DATA ROWS:
▬▬▬▬▬▬▬▬▬▬

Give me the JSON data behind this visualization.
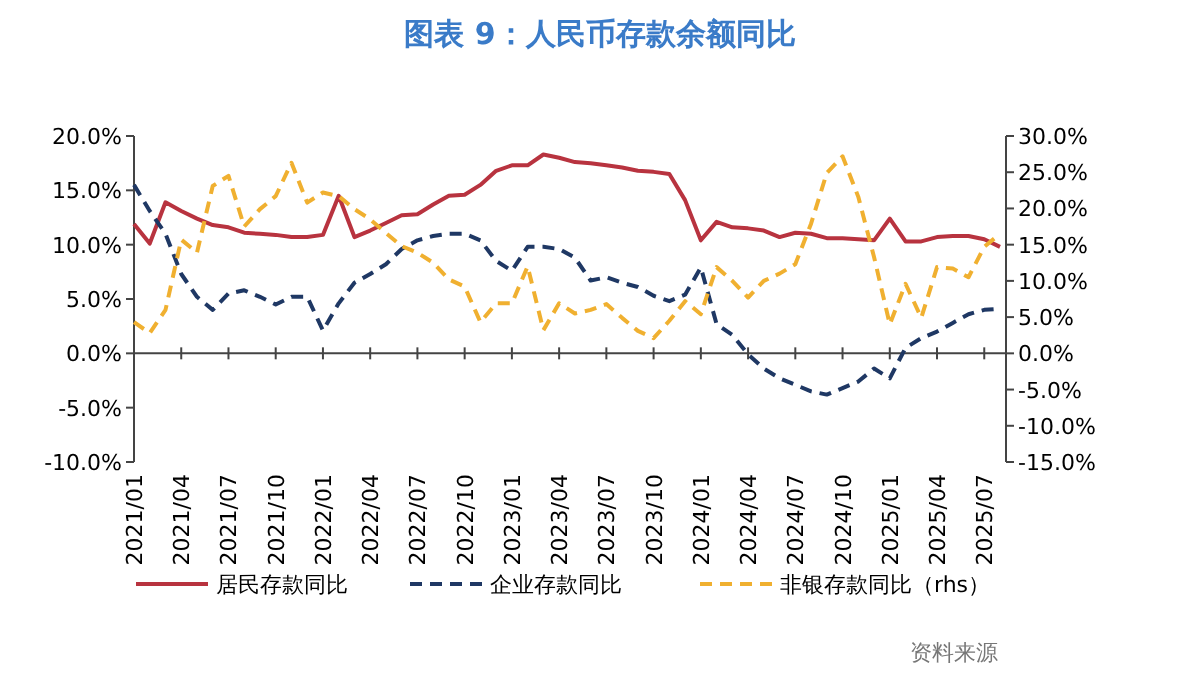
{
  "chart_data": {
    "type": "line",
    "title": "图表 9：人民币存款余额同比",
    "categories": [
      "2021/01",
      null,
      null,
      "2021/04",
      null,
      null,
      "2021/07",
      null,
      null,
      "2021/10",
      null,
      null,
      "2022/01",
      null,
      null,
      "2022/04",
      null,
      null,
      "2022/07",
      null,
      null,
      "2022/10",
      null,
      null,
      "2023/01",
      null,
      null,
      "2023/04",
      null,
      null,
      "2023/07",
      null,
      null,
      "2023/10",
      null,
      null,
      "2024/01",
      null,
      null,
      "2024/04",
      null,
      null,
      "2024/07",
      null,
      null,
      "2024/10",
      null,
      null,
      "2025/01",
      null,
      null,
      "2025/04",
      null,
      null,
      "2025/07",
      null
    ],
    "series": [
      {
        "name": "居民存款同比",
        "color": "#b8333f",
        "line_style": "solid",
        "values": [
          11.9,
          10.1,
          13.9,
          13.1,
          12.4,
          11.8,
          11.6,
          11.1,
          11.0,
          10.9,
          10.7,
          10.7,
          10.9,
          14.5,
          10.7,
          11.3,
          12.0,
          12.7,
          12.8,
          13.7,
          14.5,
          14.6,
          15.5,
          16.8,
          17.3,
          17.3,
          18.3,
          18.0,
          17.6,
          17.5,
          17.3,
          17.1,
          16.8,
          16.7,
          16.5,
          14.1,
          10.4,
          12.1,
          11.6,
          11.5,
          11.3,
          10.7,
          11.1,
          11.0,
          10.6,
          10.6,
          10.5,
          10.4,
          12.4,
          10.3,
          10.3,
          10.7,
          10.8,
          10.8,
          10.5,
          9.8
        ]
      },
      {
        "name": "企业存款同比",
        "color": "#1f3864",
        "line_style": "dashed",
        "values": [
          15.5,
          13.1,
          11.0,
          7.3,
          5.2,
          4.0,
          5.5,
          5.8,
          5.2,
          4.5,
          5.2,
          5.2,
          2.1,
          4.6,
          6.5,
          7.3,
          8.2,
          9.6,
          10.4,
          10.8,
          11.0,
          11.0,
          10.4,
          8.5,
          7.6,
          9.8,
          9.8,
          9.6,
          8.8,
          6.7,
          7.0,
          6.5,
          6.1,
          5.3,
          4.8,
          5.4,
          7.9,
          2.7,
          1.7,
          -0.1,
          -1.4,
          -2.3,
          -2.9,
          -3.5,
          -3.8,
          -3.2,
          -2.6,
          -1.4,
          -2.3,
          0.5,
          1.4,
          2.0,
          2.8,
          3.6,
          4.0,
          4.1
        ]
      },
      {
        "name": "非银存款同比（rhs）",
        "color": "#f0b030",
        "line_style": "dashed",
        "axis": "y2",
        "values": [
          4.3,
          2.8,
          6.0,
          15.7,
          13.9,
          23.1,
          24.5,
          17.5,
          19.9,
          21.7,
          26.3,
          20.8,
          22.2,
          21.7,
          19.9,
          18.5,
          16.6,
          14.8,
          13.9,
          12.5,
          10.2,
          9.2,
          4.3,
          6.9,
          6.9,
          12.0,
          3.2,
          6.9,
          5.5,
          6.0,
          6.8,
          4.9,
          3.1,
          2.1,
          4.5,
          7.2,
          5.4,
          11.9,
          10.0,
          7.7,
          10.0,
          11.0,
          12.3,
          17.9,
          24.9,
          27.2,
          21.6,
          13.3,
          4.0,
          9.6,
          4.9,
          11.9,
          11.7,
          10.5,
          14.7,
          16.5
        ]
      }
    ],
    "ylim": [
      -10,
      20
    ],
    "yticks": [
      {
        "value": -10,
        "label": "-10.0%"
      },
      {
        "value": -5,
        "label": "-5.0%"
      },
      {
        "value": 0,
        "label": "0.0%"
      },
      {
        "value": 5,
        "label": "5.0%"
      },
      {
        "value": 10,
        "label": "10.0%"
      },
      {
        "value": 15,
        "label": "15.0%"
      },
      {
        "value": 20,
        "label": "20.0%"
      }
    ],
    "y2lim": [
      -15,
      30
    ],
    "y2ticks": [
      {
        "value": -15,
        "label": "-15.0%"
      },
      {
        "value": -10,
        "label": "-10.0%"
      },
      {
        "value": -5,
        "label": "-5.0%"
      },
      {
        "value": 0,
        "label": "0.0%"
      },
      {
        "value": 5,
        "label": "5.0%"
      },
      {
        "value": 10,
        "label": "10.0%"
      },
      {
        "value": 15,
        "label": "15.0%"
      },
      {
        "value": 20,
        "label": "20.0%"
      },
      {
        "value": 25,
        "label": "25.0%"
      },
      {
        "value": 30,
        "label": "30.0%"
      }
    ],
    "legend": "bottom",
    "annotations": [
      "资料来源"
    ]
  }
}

▬▬▬▬▬▬▬▬▬▬

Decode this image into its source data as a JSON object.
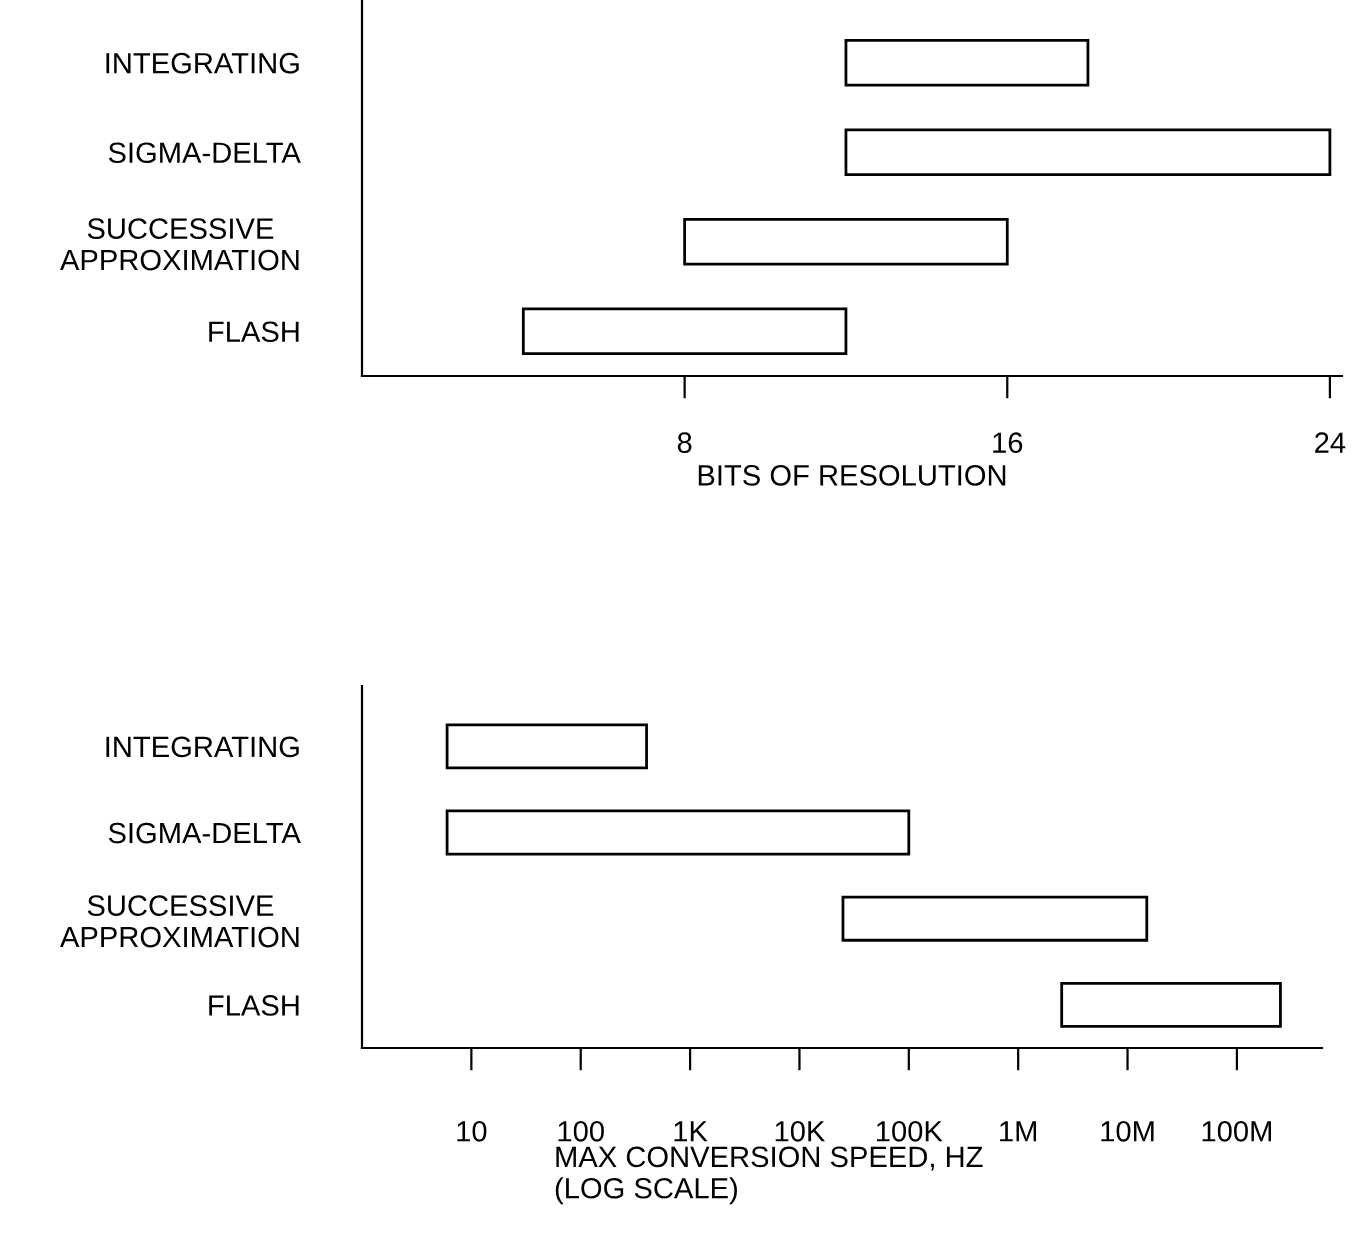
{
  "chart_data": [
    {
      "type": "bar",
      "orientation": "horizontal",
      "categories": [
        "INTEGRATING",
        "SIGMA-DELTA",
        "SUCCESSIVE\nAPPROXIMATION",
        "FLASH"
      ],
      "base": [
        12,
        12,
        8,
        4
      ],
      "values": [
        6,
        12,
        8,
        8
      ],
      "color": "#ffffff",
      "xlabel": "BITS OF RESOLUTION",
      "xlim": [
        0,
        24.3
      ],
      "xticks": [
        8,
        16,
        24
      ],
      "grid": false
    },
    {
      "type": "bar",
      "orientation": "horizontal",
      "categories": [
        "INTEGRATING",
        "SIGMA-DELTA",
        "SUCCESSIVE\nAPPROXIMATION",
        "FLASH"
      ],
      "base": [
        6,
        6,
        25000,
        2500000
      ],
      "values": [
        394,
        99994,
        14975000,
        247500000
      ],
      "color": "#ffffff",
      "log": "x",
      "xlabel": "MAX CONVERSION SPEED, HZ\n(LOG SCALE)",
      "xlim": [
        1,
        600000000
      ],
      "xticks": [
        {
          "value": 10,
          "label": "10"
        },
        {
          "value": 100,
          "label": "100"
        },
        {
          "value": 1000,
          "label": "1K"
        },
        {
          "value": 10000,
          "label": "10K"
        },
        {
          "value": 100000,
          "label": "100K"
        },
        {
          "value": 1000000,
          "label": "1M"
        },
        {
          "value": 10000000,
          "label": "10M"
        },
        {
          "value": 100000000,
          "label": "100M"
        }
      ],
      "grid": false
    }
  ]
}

▬▬▬▬▬▬▬▬▬▬

Locate the word "name" in the entries, and copy every line where it is found.

        "name": "居民存款同比",
        "name": "企业存款同比",
        "name": "非银存款同比（rhs）",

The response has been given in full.